__Problem requirements__.
Output all the data exactly. Pictures do not belong in the copy.

__Material shown__.

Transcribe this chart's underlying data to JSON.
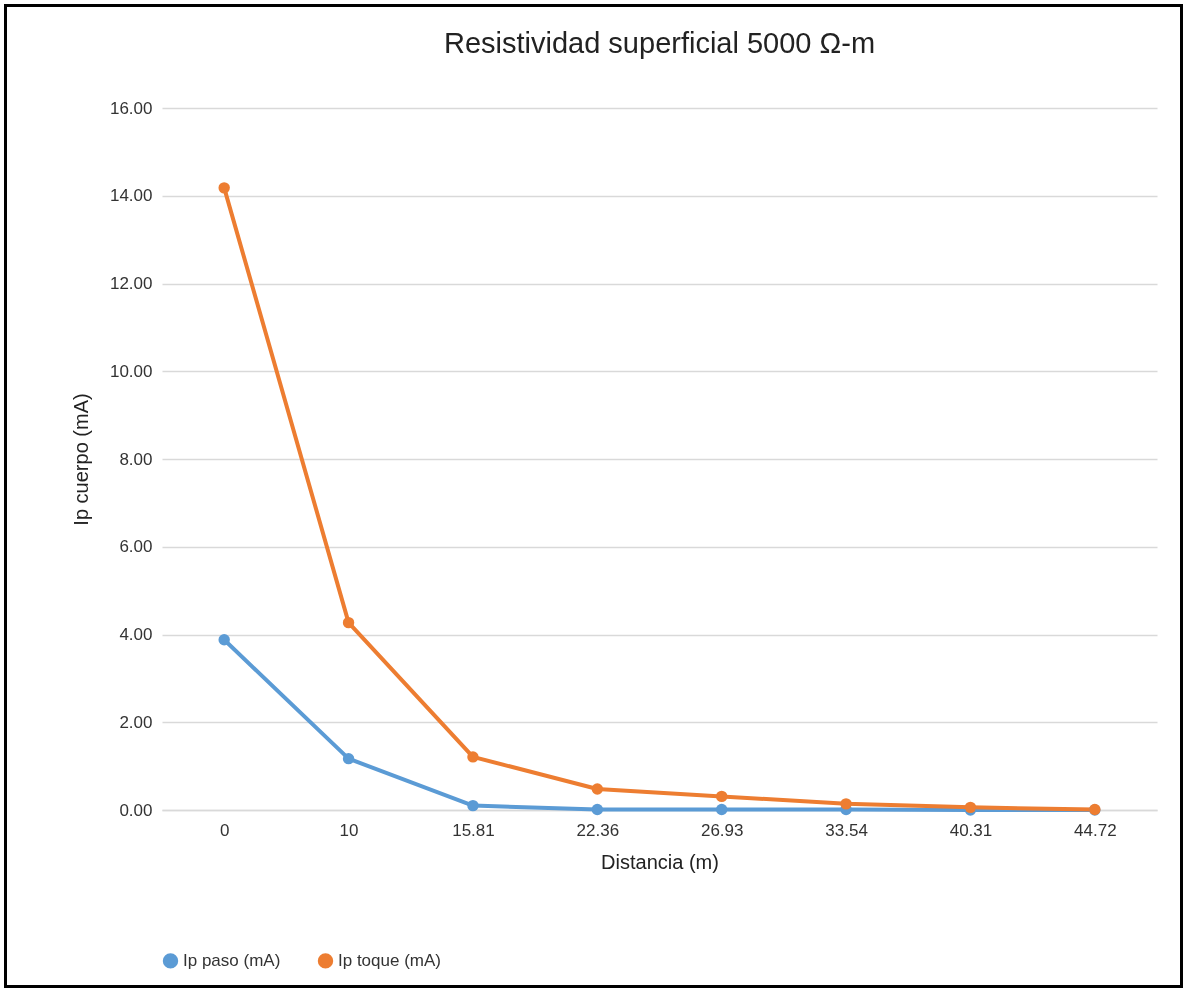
{
  "chart_data": {
    "type": "line",
    "title": "Resistividad superficial 5000 Ω-m",
    "xlabel": "Distancia (m)",
    "ylabel": "Ip cuerpo (mA)",
    "categories": [
      "0",
      "10",
      "15.81",
      "22.36",
      "26.93",
      "33.54",
      "40.31",
      "44.72"
    ],
    "series": [
      {
        "name": "Ip paso (mA)",
        "color": "#5b9bd5",
        "values": [
          3.88,
          1.17,
          0.1,
          0.01,
          0.01,
          0.01,
          0,
          0
        ]
      },
      {
        "name": "Ip toque (mA)",
        "color": "#ed7d31",
        "values": [
          14.18,
          4.27,
          1.21,
          0.48,
          0.31,
          0.14,
          0.06,
          0.01
        ]
      }
    ],
    "ylim": [
      0,
      16
    ],
    "yticks": [
      {
        "value": 0,
        "label": "0.00"
      },
      {
        "value": 2,
        "label": "2.00"
      },
      {
        "value": 4,
        "label": "4.00"
      },
      {
        "value": 6,
        "label": "6.00"
      },
      {
        "value": 8,
        "label": "8.00"
      },
      {
        "value": 10,
        "label": "10.00"
      },
      {
        "value": 12,
        "label": "12.00"
      },
      {
        "value": 14,
        "label": "14.00"
      },
      {
        "value": 16,
        "label": "16.00"
      }
    ],
    "grid": "y",
    "legend": "bottom",
    "marker": "circle",
    "line_style": "solid"
  }
}
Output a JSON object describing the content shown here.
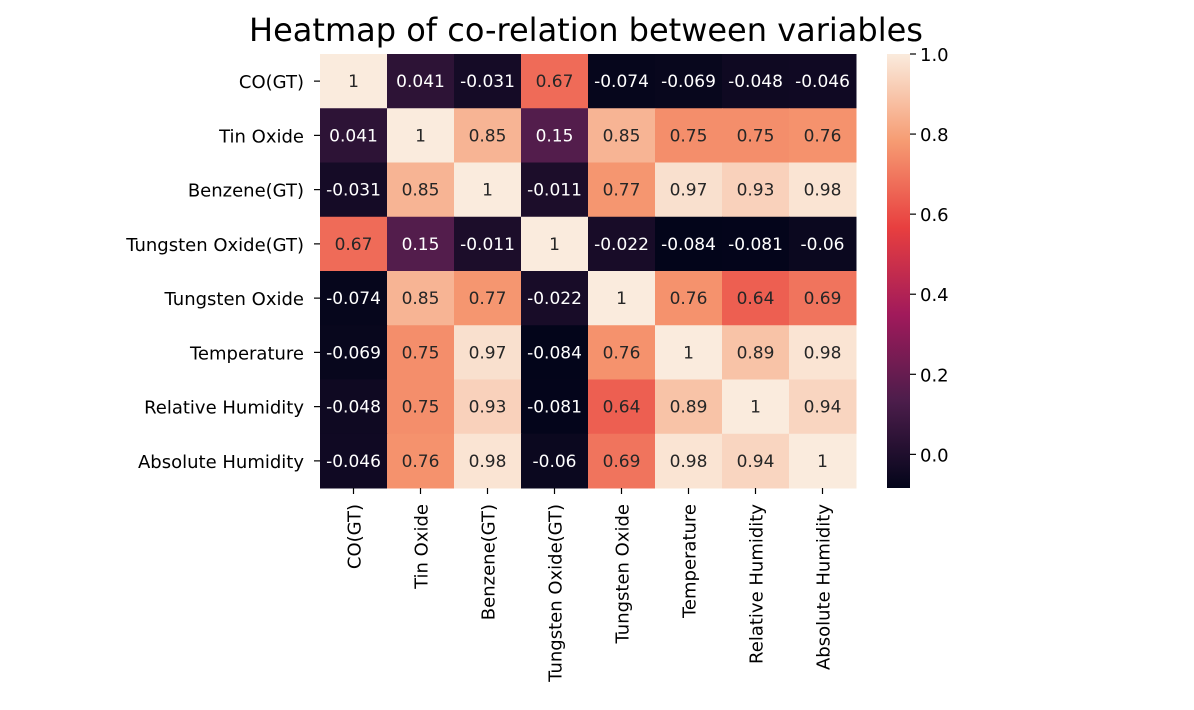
{
  "chart_data": {
    "type": "heatmap",
    "title": "Heatmap of co-relation between variables",
    "row_labels": [
      "CO(GT)",
      "Tin Oxide",
      "Benzene(GT)",
      "Tungsten Oxide(GT)",
      "Tungsten Oxide",
      "Temperature",
      "Relative Humidity",
      "Absolute Humidity"
    ],
    "col_labels": [
      "CO(GT)",
      "Tin Oxide",
      "Benzene(GT)",
      "Tungsten Oxide(GT)",
      "Tungsten Oxide",
      "Temperature",
      "Relative Humidity",
      "Absolute Humidity"
    ],
    "values": [
      [
        1,
        0.041,
        -0.031,
        0.67,
        -0.074,
        -0.069,
        -0.048,
        -0.046
      ],
      [
        0.041,
        1,
        0.85,
        0.15,
        0.85,
        0.75,
        0.75,
        0.76
      ],
      [
        -0.031,
        0.85,
        1,
        -0.011,
        0.77,
        0.97,
        0.93,
        0.98
      ],
      [
        0.67,
        0.15,
        -0.011,
        1,
        -0.022,
        -0.084,
        -0.081,
        -0.06
      ],
      [
        -0.074,
        0.85,
        0.77,
        -0.022,
        1,
        0.76,
        0.64,
        0.69
      ],
      [
        -0.069,
        0.75,
        0.97,
        -0.084,
        0.76,
        1,
        0.89,
        0.98
      ],
      [
        -0.048,
        0.75,
        0.93,
        -0.081,
        0.64,
        0.89,
        1,
        0.94
      ],
      [
        -0.046,
        0.76,
        0.98,
        -0.06,
        0.69,
        0.98,
        0.94,
        1
      ]
    ],
    "cell_labels": [
      [
        "1",
        "0.041",
        "-0.031",
        "0.67",
        "-0.074",
        "-0.069",
        "-0.048",
        "-0.046"
      ],
      [
        "0.041",
        "1",
        "0.85",
        "0.15",
        "0.85",
        "0.75",
        "0.75",
        "0.76"
      ],
      [
        "-0.031",
        "0.85",
        "1",
        "-0.011",
        "0.77",
        "0.97",
        "0.93",
        "0.98"
      ],
      [
        "0.67",
        "0.15",
        "-0.011",
        "1",
        "-0.022",
        "-0.084",
        "-0.081",
        "-0.06"
      ],
      [
        "-0.074",
        "0.85",
        "0.77",
        "-0.022",
        "1",
        "0.76",
        "0.64",
        "0.69"
      ],
      [
        "-0.069",
        "0.75",
        "0.97",
        "-0.084",
        "0.76",
        "1",
        "0.89",
        "0.98"
      ],
      [
        "-0.048",
        "0.75",
        "0.93",
        "-0.081",
        "0.64",
        "0.89",
        "1",
        "0.94"
      ],
      [
        "-0.046",
        "0.76",
        "0.98",
        "-0.06",
        "0.69",
        "0.98",
        "0.94",
        "1"
      ]
    ],
    "colorbar": {
      "range": [
        -0.084,
        1.0
      ],
      "ticks": [
        0.0,
        0.2,
        0.4,
        0.6,
        0.8,
        1.0
      ],
      "tick_labels": [
        "0.0",
        "0.2",
        "0.4",
        "0.6",
        "0.8",
        "1.0"
      ],
      "colormap": "rocket",
      "stops": [
        "#03051A",
        "#4C1D4B",
        "#A11A5B",
        "#E83F3F",
        "#F69C73",
        "#FAEBDD"
      ]
    },
    "text_colors": {
      "light": "#FFFFFF",
      "dark": "#262626"
    },
    "grid": false
  }
}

__Answer below__.
Transcribe this chart's underlying data to JSON.
{
  "chart_data": {
    "type": "line",
    "title": "Resistividad superficial 5000 Ω-m",
    "xlabel": "Distancia (m)",
    "ylabel": "Ip cuerpo (mA)",
    "categories": [
      "0",
      "10",
      "15.81",
      "22.36",
      "26.93",
      "33.54",
      "40.31",
      "44.72"
    ],
    "series": [
      {
        "name": "Ip paso (mA)",
        "color": "#5b9bd5",
        "values": [
          3.88,
          1.17,
          0.1,
          0.01,
          0.01,
          0.01,
          0,
          0
        ]
      },
      {
        "name": "Ip toque (mA)",
        "color": "#ed7d31",
        "values": [
          14.18,
          4.27,
          1.21,
          0.48,
          0.31,
          0.14,
          0.06,
          0.01
        ]
      }
    ],
    "ylim": [
      0,
      16
    ],
    "yticks": [
      {
        "value": 0,
        "label": "0.00"
      },
      {
        "value": 2,
        "label": "2.00"
      },
      {
        "value": 4,
        "label": "4.00"
      },
      {
        "value": 6,
        "label": "6.00"
      },
      {
        "value": 8,
        "label": "8.00"
      },
      {
        "value": 10,
        "label": "10.00"
      },
      {
        "value": 12,
        "label": "12.00"
      },
      {
        "value": 14,
        "label": "14.00"
      },
      {
        "value": 16,
        "label": "16.00"
      }
    ],
    "grid": "y",
    "legend": "bottom",
    "marker": "circle",
    "line_style": "solid"
  }
}
Output a JSON object describing the content shown here.
{
  "chart_data": {
    "type": "heatmap",
    "title": "Heatmap of co-relation between variables",
    "row_labels": [
      "CO(GT)",
      "Tin Oxide",
      "Benzene(GT)",
      "Tungsten Oxide(GT)",
      "Tungsten Oxide",
      "Temperature",
      "Relative Humidity",
      "Absolute Humidity"
    ],
    "col_labels": [
      "CO(GT)",
      "Tin Oxide",
      "Benzene(GT)",
      "Tungsten Oxide(GT)",
      "Tungsten Oxide",
      "Temperature",
      "Relative Humidity",
      "Absolute Humidity"
    ],
    "values": [
      [
        1,
        0.041,
        -0.031,
        0.67,
        -0.074,
        -0.069,
        -0.048,
        -0.046
      ],
      [
        0.041,
        1,
        0.85,
        0.15,
        0.85,
        0.75,
        0.75,
        0.76
      ],
      [
        -0.031,
        0.85,
        1,
        -0.011,
        0.77,
        0.97,
        0.93,
        0.98
      ],
      [
        0.67,
        0.15,
        -0.011,
        1,
        -0.022,
        -0.084,
        -0.081,
        -0.06
      ],
      [
        -0.074,
        0.85,
        0.77,
        -0.022,
        1,
        0.76,
        0.64,
        0.69
      ],
      [
        -0.069,
        0.75,
        0.97,
        -0.084,
        0.76,
        1,
        0.89,
        0.98
      ],
      [
        -0.048,
        0.75,
        0.93,
        -0.081,
        0.64,
        0.89,
        1,
        0.94
      ],
      [
        -0.046,
        0.76,
        0.98,
        -0.06,
        0.69,
        0.98,
        0.94,
        1
      ]
    ],
    "cell_labels": [
      [
        "1",
        "0.041",
        "-0.031",
        "0.67",
        "-0.074",
        "-0.069",
        "-0.048",
        "-0.046"
      ],
      [
        "0.041",
        "1",
        "0.85",
        "0.15",
        "0.85",
        "0.75",
        "0.75",
        "0.76"
      ],
      [
        "-0.031",
        "0.85",
        "1",
        "-0.011",
        "0.77",
        "0.97",
        "0.93",
        "0.98"
      ],
      [
        "0.67",
        "0.15",
        "-0.011",
        "1",
        "-0.022",
        "-0.084",
        "-0.081",
        "-0.06"
      ],
      [
        "-0.074",
        "0.85",
        "0.77",
        "-0.022",
        "1",
        "0.76",
        "0.64",
        "0.69"
      ],
      [
        "-0.069",
        "0.75",
        "0.97",
        "-0.084",
        "0.76",
        "1",
        "0.89",
        "0.98"
      ],
      [
        "-0.048",
        "0.75",
        "0.93",
        "-0.081",
        "0.64",
        "0.89",
        "1",
        "0.94"
      ],
      [
        "-0.046",
        "0.76",
        "0.98",
        "-0.06",
        "0.69",
        "0.98",
        "0.94",
        "1"
      ]
    ],
    "colorbar": {
      "range": [
        -0.084,
        1.0
      ],
      "ticks": [
        0.0,
        0.2,
        0.4,
        0.6,
        0.8,
        1.0
      ],
      "tick_labels": [
        "0.0",
        "0.2",
        "0.4",
        "0.6",
        "0.8",
        "1.0"
      ],
      "colormap": "rocket",
      "stops": [
        "#03051A",
        "#4C1D4B",
        "#A11A5B",
        "#E83F3F",
        "#F69C73",
        "#FAEBDD"
      ]
    },
    "text_colors": {
      "light": "#FFFFFF",
      "dark": "#262626"
    },
    "grid": false
  }
}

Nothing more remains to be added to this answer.